**TASK OBJECTIVE:**
What is the number of lines in the entries that include the word "other"? Respond with the number only.

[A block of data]
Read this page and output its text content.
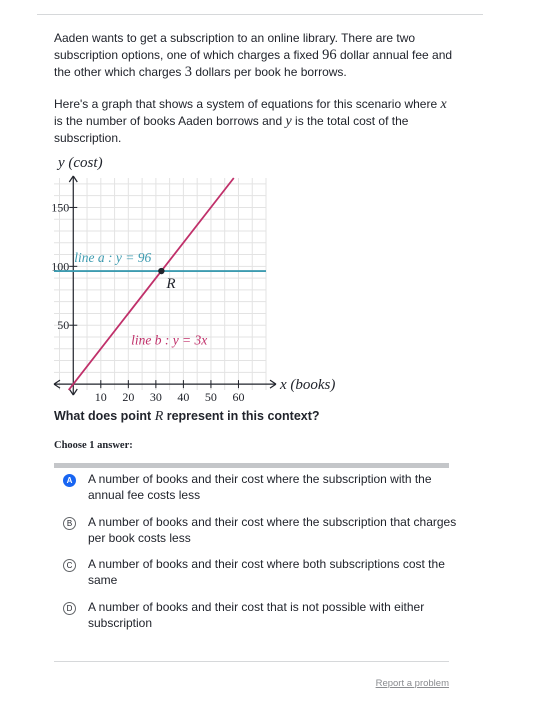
Aaden wants to get a subscription to an online library. There are two subscription options, one of which charges a fixed 96 dollar annual fee and the other which charges 3 dollars per book he borrows.

Here's a graph that shows a system of equations for this scenario where x is the number of books Aaden borrows and y is the total cost of the subscription.

10 20 30 40 50 60
50
100
150
y (cost)
x (books)
line a : y = 96
line b : y = 3x
R
What does point R represent in this context?
Choose 1 answer:
A	A number of books and their cost where the subscription with the annual fee costs less
B	A number of books and their cost where the subscription that charges per book costs less
C	A number of books and their cost where both subscriptions cost the same
D	A number of books and their cost that is not possible with either subscription
Report a problem
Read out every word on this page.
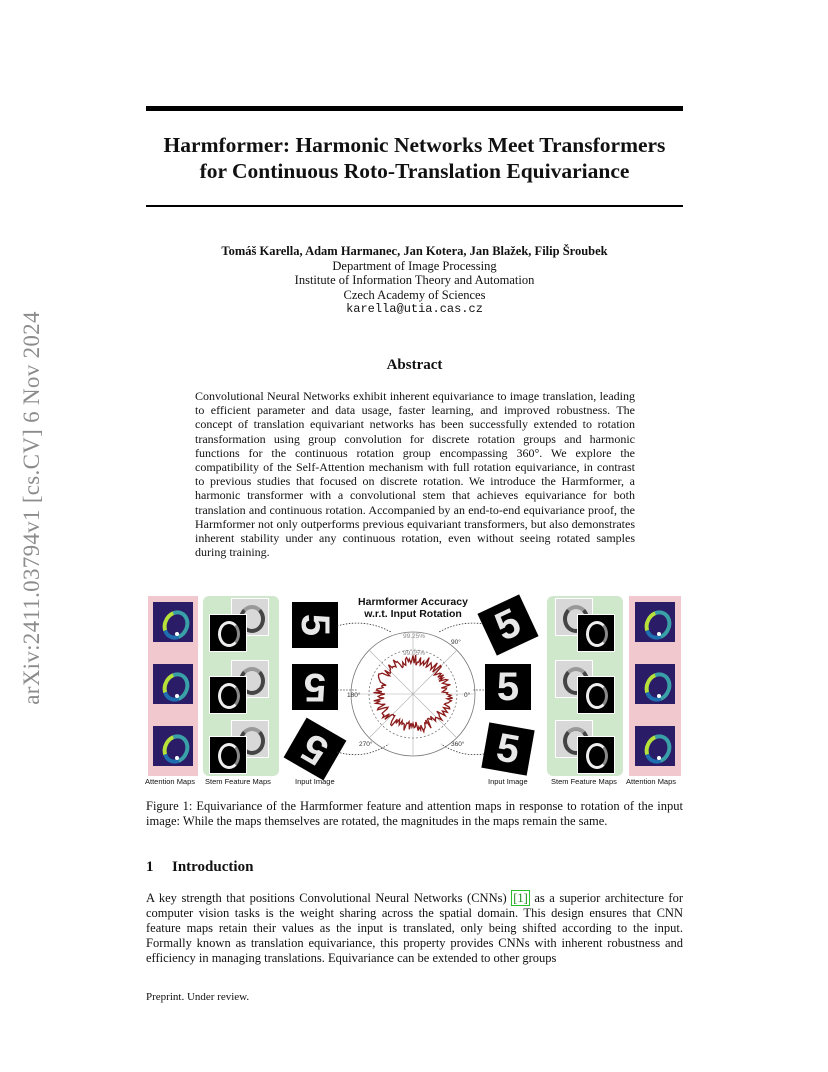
arXiv:2411.03794v1 [cs.CV] 6 Nov 2024
Harmformer: Harmonic Networks Meet Transformers
for Continuous Roto-Translation Equivariance
Tomáš Karella, Adam Harmanec, Jan Kotera, Jan Blažek, Filip Šroubek
Department of Image Processing
Institute of Information Theory and Automation
Czech Academy of Sciences
karella@utia.cas.cz
Abstract
Convolutional Neural Networks exhibit inherent equivariance to image translation, leading to efficient parameter and data usage, faster learning, and improved robustness. The concept of translation equivariant networks has been successfully extended to rotation transformation using group convolution for discrete rotation groups and harmonic functions for the continuous rotation group encompassing 360°. We explore the compatibility of the Self-Attention mechanism with full rotation equivariance, in contrast to previous studies that focused on discrete rotation. We introduce the Harmformer, a harmonic transformer with a convolutional stem that achieves equivariance for both translation and continuous rotation. Accompanied by an end-to-end equivariance proof, the Harmformer not only outperforms previous equivariant transformers, but also demonstrates inherent stability under any continuous rotation, even without seeing rotated samples during training.
5
5
5
Harmformer Accuracy
w.r.t. Input Rotation
99.25%
99.05%
90°
0°
180°
270°	360°
5
5
5
Attention Maps Stem Feature Maps	Input Image	Input Image	Stem Feature Maps Attention Maps
Figure 1: Equivariance of the Harmformer feature and attention maps in response to rotation of the input image: While the maps themselves are rotated, the magnitudes in the maps remain the same.
1 Introduction
A key strength that positions Convolutional Neural Networks (CNNs) [1] as a superior architecture for computer vision tasks is the weight sharing across the spatial domain. This design ensures that CNN feature maps retain their values as the input is translated, only being shifted according to the input. Formally known as translation equivariance, this property provides CNNs with inherent robustness and efficiency in managing translations. Equivariance can be extended to other groups
Preprint. Under review.
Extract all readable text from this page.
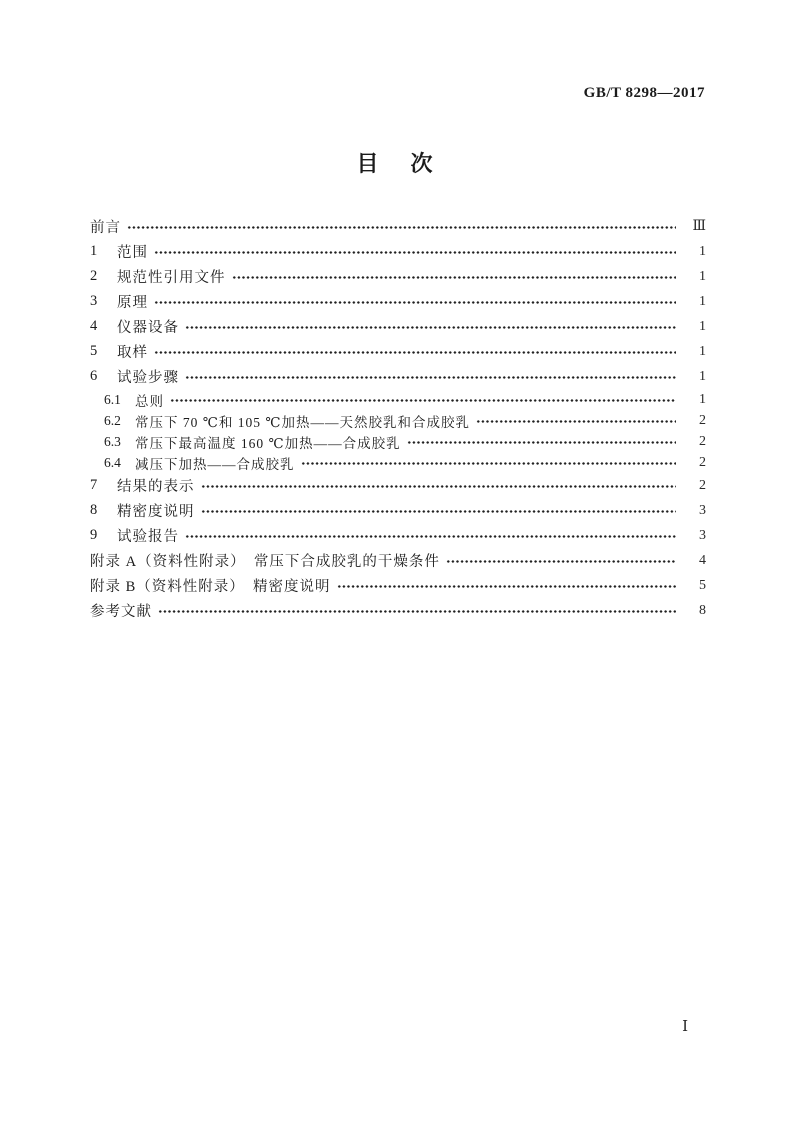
GB/T 8298—2017
目　次
前言	Ⅲ
1	范围	1
2	规范性引用文件	1
3	原理	1
4	仪器设备	1
5	取样	1
6	试验步骤	1
6.1	总则	1
6.2	常压下 70 ℃和 105 ℃加热——天然胶乳和合成胶乳	2
6.3	常压下最高温度 160 ℃加热——合成胶乳	2
6.4	减压下加热——合成胶乳	2
7	结果的表示	2
8	精密度说明	3
9	试验报告	3
附录 A（资料性附录）　常压下合成胶乳的干燥条件	4
附录 B（资料性附录）　精密度说明	5
参考文献	8
Ⅰ
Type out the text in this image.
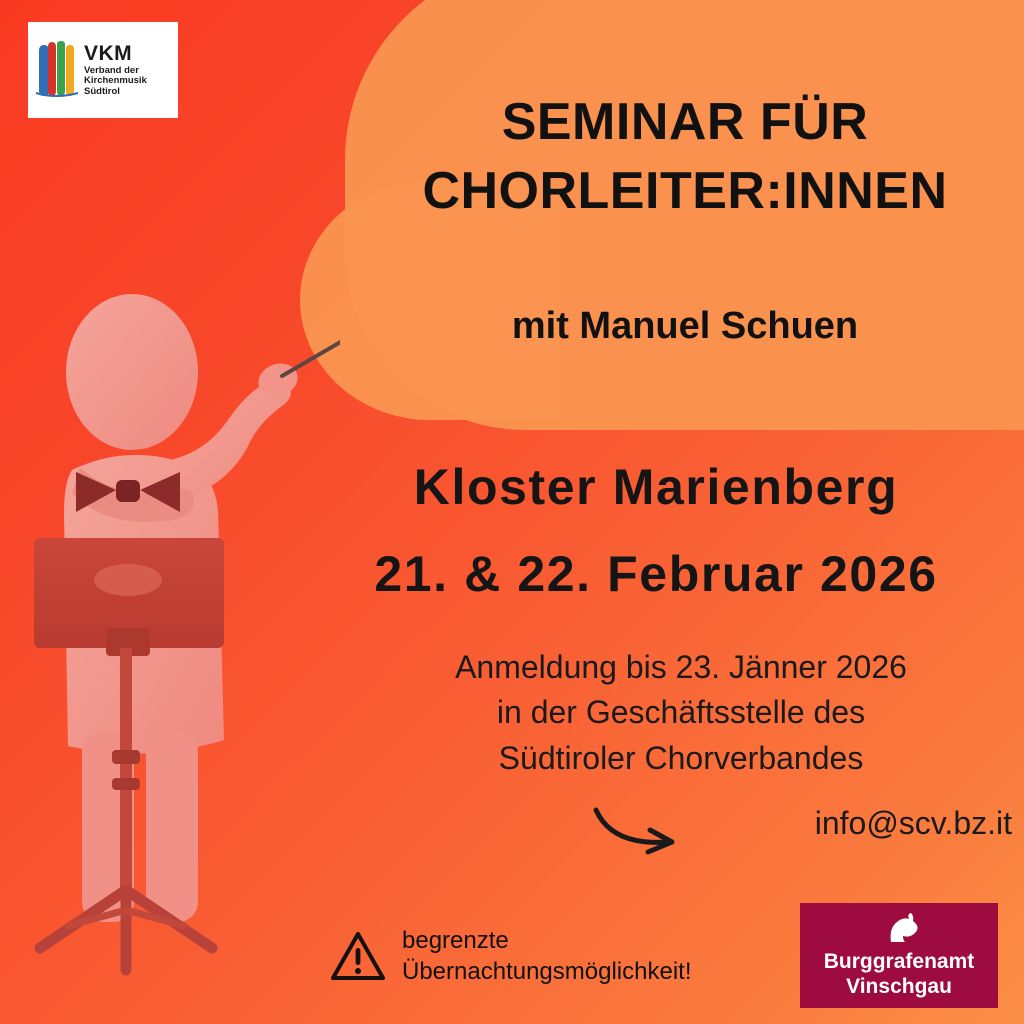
VKM
Verband der
Kirchenmusik
Südtirol
SEMINAR FÜR
CHORLEITER:INNEN
mit Manuel Schuen
Kloster Marienberg
21. & 22. Februar 2026
Anmeldung bis 23. Jänner 2026
in der Geschäftsstelle des
Südtiroler Chorverbandes
info@scv.bz.it
begrenzte
Übernachtungsmöglichkeit!	Burggrafenamt
Vinschgau
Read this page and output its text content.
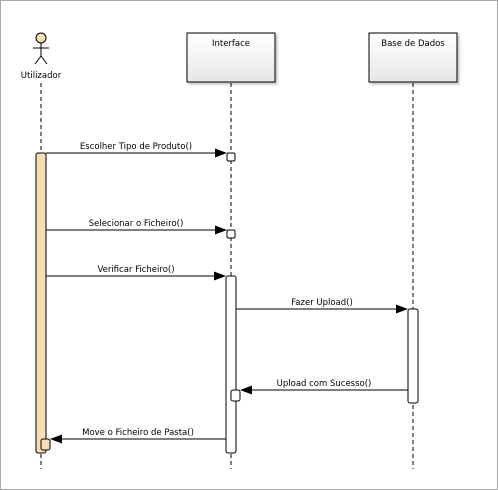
Utilizador
Interface	Base de Dados
Escolher Tipo de Produto()
Selecionar o Ficheiro()
Verificar Ficheiro()
Fazer Upload()
Upload com Sucesso()
Move o Ficheiro de Pasta()
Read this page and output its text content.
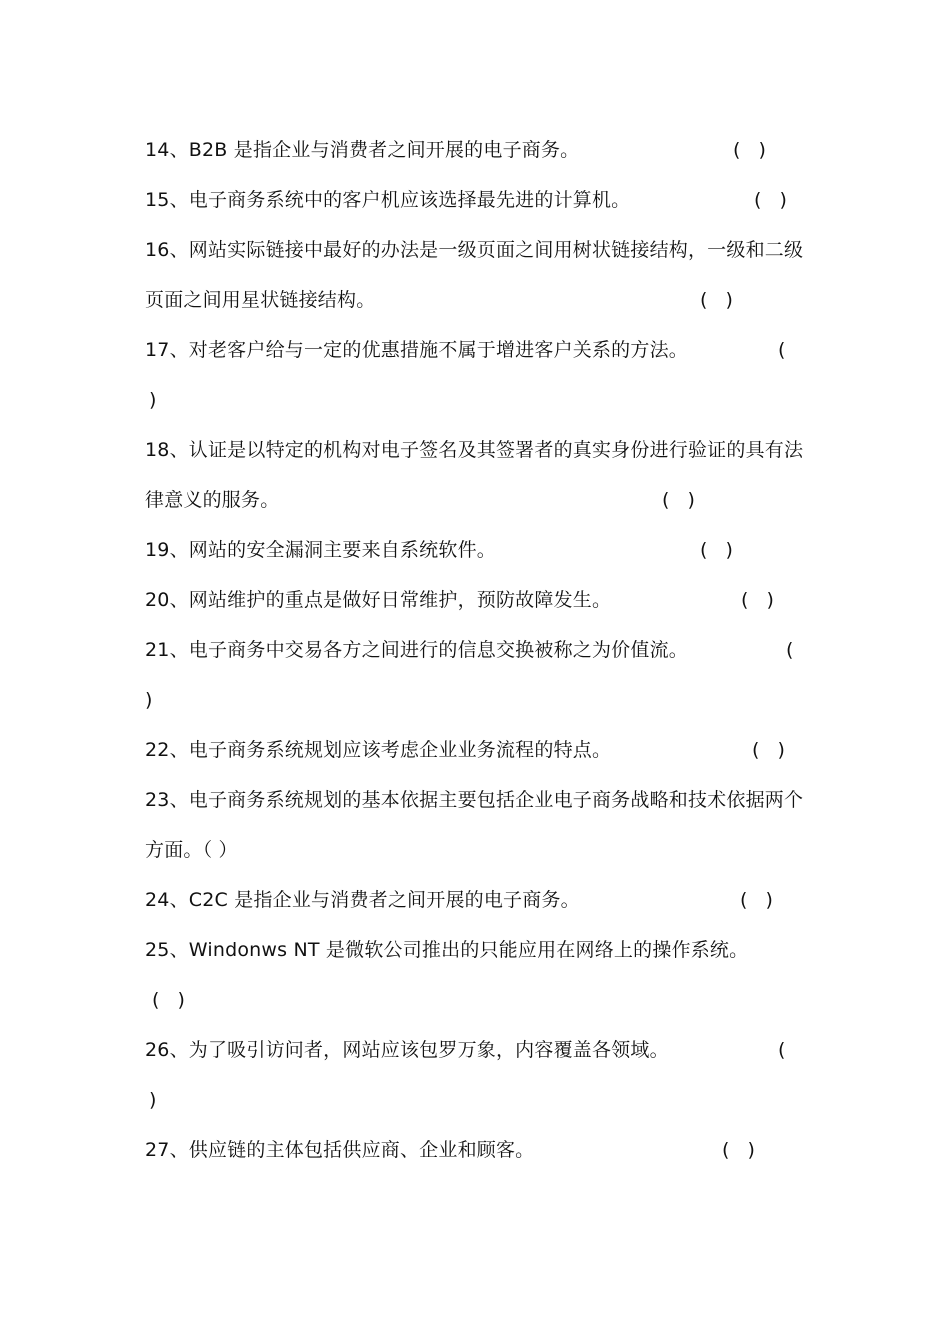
14、B2B 是指企业与消费者之间开展的电子商务。	(   )
15、电子商务系统中的客户机应该选择最先进的计算机。	(   )
16、网站实际链接中最好的办法是一级页面之间用树状链接结构，一级和二级
页面之间用星状链接结构。	(   )
17、对老客户给与一定的优惠措施不属于增进客户关系的方法。	(
)
18、认证是以特定的机构对电子签名及其签署者的真实身份进行验证的具有法
律意义的服务。	(   )
19、网站的安全漏洞主要来自系统软件。	(   )
20、网站维护的重点是做好日常维护，预防故障发生。	(   )
21、电子商务中交易各方之间进行的信息交换被称之为价值流。	(
)
22、电子商务系统规划应该考虑企业业务流程的特点。	(   )
23、电子商务系统规划的基本依据主要包括企业电子商务战略和技术依据两个
方面。（ ）
24、C2C 是指企业与消费者之间开展的电子商务。	(   )
25、Windonws NT 是微软公司推出的只能应用在网络上的操作系统。
(   )
26、为了吸引访问者，网站应该包罗万象，内容覆盖各领域。	(
)
27、供应链的主体包括供应商、企业和顾客。	(   )
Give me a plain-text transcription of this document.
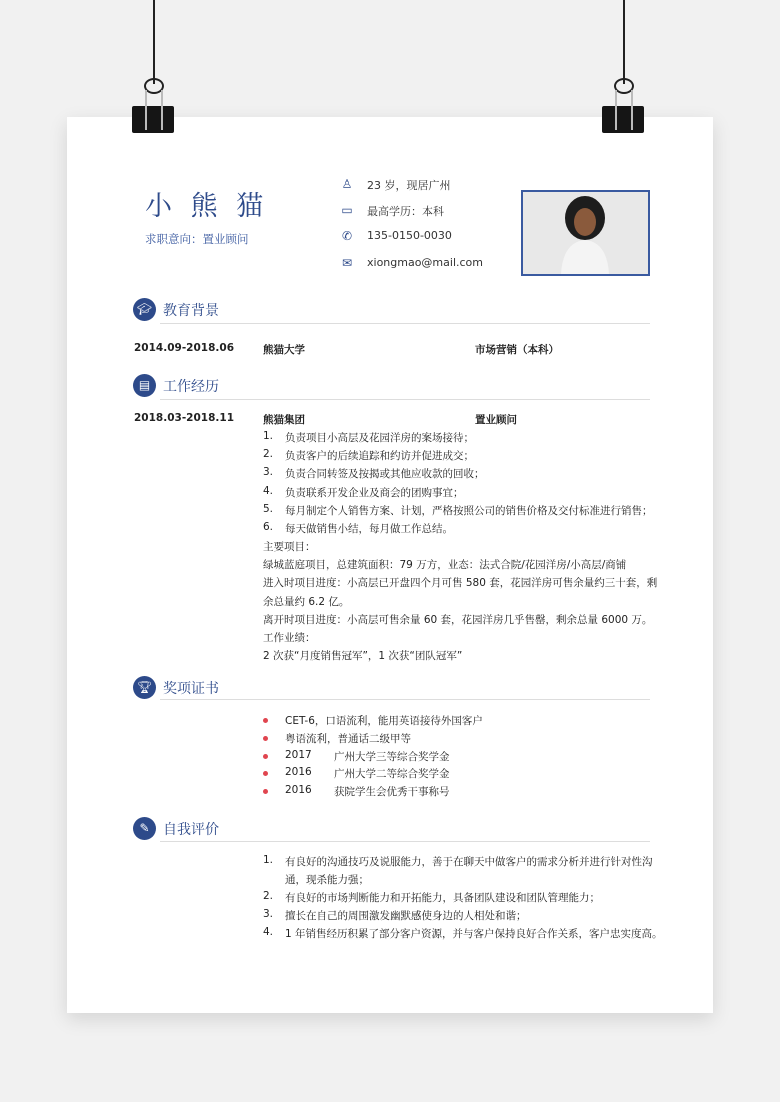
小 熊 猫
求职意向：置业顾问
♙ 23 岁，现居广州
▭ 最高学历：本科
✆ 135-0150-0030
✉ xiongmao@mail.com
🎓︎ 教育背景
2014.09-2018.06	熊猫大学	市场营销（本科）
▤ 工作经历
2018.03-2018.11	熊猫集团	置业顾问
1. 负责项目小高层及花园洋房的案场接待；
2. 负责客户的后续追踪和约访并促进成交；
3. 负责合同转签及按揭或其他应收款的回收；
4. 负责联系开发企业及商会的团购事宜；
5. 每月制定个人销售方案、计划，严格按照公司的销售价格及交付标准进行销售；
6. 每天做销售小结，每月做工作总结。
主要项目：
绿城蓝庭项目，总建筑面积：79 万方，业态：法式合院/花园洋房/小高层/商铺
进入时项目进度：小高层已开盘四个月可售 580 套，花园洋房可售余量约三十套，剩
余总量约 6.2 亿。
离开时项目进度：小高层可售余量 60 套，花园洋房几乎售罄，剩余总量 6000 万。
工作业绩：
2 次获“月度销售冠军”，1 次获“团队冠军”
🏆︎ 奖项证书
CET-6，口语流利，能用英语接待外国客户
粤语流利，普通话二级甲等
2017 广州大学三等综合奖学金
2016 广州大学二等综合奖学金
2016 获院学生会优秀干事称号
✎ 自我评价
1. 有良好的沟通技巧及说服能力，善于在聊天中做客户的需求分析并进行针对性沟
通，现杀能力强；
2. 有良好的市场判断能力和开拓能力，具备团队建设和团队管理能力；
3. 擅长在自己的周围激发幽默感使身边的人相处和谐；
4. 1 年销售经历积累了部分客户资源，并与客户保持良好合作关系，客户忠实度高。
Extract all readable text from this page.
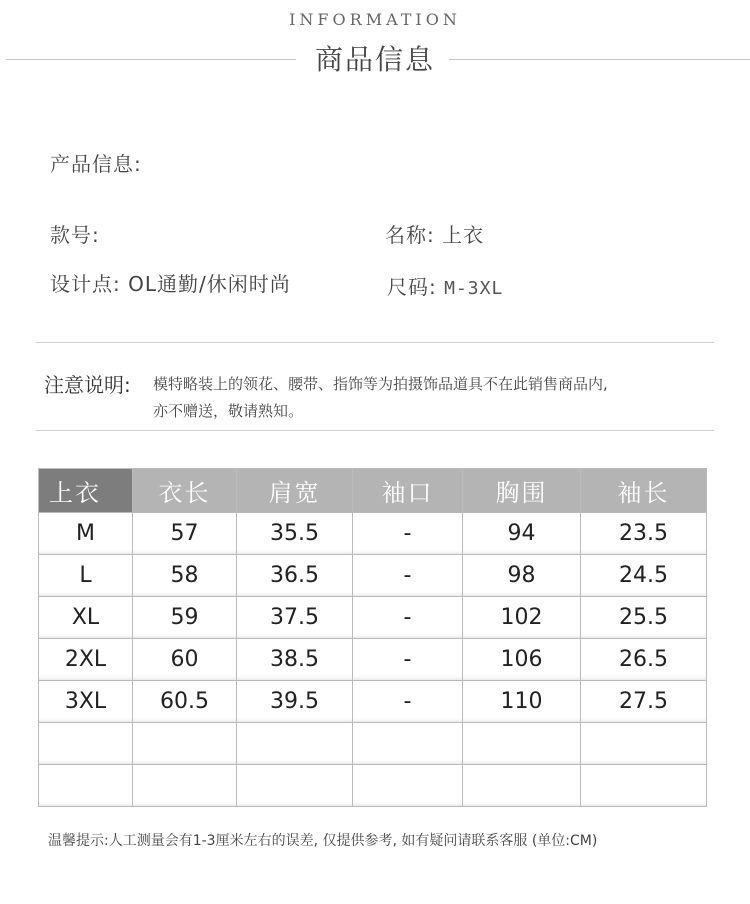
INFORMATION
商品信息
产品信息:
款号:	名称: 上衣
设计点: OL通勤/休闲时尚	尺码: M-3XL
注意说明: 模特略装上的领花、腰带、指饰等为拍摄饰品道具不在此销售商品内,
亦不赠送，敬请熟知。
上衣	衣长	肩宽	袖口	胸围	袖长
M	57	35.5	-	94	23.5
L	58	36.5	-	98	24.5
XL	59	37.5	-	102	25.5
2XL	60	38.5	-	106	26.5
3XL	60.5	39.5	-	110	27.5

温馨提示:人工测量会有1-3厘米左右的误差, 仅提供参考, 如有疑问请联系客服 (单位:CM)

**SOLVED PROBLEM:**
2